__WORK TO BE COMPLETED__:
From the listing below, count the lines where the string "ylabel" occurs. Give the number, with no other words.

__MATERIAL PROVIDED__:
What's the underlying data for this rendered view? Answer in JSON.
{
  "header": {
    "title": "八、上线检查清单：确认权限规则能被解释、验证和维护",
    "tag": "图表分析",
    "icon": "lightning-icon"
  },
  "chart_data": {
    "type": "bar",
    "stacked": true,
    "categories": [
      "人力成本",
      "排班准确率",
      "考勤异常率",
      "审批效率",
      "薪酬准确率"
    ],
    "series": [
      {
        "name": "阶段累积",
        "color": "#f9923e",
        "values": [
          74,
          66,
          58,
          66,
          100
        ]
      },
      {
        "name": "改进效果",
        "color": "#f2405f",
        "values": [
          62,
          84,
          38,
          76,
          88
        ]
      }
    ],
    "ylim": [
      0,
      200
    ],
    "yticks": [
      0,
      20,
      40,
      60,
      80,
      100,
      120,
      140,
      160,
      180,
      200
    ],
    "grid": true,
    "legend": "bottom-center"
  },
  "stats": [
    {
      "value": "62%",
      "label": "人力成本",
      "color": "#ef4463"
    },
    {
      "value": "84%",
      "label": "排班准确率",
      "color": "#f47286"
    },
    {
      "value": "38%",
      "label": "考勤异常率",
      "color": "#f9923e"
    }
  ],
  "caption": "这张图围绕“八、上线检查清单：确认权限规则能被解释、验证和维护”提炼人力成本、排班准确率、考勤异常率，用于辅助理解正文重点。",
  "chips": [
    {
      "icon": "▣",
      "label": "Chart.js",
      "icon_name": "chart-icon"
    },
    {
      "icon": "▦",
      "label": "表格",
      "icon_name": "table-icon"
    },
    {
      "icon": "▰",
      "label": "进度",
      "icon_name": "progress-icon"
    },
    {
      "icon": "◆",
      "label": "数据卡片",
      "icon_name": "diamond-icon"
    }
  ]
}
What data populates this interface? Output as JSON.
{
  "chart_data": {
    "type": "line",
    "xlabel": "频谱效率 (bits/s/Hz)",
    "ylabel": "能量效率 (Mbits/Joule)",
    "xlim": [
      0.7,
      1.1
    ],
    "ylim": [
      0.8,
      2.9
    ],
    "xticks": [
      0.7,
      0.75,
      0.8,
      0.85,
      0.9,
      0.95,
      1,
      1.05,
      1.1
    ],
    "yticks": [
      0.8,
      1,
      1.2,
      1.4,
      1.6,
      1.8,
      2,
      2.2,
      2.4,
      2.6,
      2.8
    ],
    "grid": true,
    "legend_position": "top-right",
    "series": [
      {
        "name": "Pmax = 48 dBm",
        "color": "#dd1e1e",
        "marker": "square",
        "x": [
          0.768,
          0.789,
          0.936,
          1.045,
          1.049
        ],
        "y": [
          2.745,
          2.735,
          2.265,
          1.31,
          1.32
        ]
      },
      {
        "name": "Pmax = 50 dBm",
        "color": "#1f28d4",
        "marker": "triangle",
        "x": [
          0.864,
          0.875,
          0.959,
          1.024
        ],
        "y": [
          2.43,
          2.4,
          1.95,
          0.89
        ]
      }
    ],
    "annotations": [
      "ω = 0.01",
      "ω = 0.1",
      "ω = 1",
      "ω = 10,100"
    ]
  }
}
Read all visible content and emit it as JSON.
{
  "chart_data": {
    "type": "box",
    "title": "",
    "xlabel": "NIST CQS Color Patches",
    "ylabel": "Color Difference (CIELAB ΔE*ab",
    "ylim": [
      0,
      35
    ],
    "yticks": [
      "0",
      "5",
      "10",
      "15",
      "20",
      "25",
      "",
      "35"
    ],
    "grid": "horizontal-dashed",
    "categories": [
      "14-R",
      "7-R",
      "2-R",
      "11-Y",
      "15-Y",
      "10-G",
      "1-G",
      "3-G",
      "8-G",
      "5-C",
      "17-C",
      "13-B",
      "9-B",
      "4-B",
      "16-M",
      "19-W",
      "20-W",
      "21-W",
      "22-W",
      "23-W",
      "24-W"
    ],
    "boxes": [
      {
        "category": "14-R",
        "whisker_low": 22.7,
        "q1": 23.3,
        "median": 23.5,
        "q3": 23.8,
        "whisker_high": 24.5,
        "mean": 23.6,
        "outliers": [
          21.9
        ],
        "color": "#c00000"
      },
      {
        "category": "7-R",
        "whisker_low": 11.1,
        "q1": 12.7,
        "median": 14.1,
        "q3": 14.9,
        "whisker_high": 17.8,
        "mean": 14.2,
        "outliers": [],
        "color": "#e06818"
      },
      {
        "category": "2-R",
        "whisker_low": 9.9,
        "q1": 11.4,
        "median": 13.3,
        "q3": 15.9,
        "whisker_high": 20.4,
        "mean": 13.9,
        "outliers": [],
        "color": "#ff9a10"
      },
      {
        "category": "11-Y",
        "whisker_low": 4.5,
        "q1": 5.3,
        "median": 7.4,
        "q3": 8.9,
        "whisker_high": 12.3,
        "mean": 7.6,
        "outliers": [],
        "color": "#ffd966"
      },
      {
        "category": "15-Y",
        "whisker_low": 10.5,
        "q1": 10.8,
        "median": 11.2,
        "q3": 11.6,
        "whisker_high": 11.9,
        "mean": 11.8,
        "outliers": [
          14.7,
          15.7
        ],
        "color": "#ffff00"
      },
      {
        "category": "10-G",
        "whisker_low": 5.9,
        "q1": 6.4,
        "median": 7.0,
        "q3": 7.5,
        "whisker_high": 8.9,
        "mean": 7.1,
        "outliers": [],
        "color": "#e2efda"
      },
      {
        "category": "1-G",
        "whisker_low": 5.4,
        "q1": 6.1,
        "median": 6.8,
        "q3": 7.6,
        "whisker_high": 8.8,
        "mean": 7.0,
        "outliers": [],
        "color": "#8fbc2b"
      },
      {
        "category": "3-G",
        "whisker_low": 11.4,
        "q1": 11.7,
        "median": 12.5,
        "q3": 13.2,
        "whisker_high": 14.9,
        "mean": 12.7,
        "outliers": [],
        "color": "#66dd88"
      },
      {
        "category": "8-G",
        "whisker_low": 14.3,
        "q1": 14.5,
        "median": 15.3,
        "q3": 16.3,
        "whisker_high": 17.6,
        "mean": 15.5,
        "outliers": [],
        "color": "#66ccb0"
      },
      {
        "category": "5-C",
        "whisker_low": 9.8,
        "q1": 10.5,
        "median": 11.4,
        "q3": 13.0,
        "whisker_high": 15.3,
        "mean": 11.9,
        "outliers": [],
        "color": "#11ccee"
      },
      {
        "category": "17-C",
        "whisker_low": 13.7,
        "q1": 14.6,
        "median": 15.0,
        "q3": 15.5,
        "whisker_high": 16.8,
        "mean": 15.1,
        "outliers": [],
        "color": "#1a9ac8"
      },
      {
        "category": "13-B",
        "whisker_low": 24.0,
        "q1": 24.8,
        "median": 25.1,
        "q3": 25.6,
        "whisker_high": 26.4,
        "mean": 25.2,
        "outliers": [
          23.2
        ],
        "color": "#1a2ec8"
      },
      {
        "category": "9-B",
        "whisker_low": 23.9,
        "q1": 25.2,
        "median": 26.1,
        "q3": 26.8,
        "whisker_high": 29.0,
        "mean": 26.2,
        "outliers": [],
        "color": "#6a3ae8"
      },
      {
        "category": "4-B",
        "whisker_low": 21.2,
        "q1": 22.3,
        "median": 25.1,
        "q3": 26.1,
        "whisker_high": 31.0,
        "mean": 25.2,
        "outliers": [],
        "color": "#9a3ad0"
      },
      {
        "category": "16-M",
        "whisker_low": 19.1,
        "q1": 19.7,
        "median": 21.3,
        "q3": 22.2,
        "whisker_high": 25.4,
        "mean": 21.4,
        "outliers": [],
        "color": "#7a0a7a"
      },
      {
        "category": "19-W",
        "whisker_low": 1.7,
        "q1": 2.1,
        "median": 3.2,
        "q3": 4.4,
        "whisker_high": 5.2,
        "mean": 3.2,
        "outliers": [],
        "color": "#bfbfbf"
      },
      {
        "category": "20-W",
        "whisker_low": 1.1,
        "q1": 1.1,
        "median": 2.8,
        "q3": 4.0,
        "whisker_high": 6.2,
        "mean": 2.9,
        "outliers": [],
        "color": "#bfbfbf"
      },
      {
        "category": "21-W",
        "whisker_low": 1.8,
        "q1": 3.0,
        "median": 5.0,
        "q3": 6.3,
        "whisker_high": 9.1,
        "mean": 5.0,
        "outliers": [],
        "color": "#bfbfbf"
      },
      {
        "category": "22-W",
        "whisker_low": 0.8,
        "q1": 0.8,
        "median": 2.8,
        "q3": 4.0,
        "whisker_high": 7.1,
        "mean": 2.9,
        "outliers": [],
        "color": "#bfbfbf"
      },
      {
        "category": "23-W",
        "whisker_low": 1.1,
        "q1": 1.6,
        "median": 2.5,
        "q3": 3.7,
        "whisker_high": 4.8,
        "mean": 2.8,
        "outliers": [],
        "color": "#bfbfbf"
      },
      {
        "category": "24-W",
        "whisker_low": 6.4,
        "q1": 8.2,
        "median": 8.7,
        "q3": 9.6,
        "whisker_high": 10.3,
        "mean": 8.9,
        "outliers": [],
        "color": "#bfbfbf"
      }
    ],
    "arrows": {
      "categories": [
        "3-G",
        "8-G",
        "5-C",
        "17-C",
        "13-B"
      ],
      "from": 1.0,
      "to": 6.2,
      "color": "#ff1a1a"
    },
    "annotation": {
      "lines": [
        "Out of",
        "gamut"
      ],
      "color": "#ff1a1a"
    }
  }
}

__CORRECT ANSWER__:
2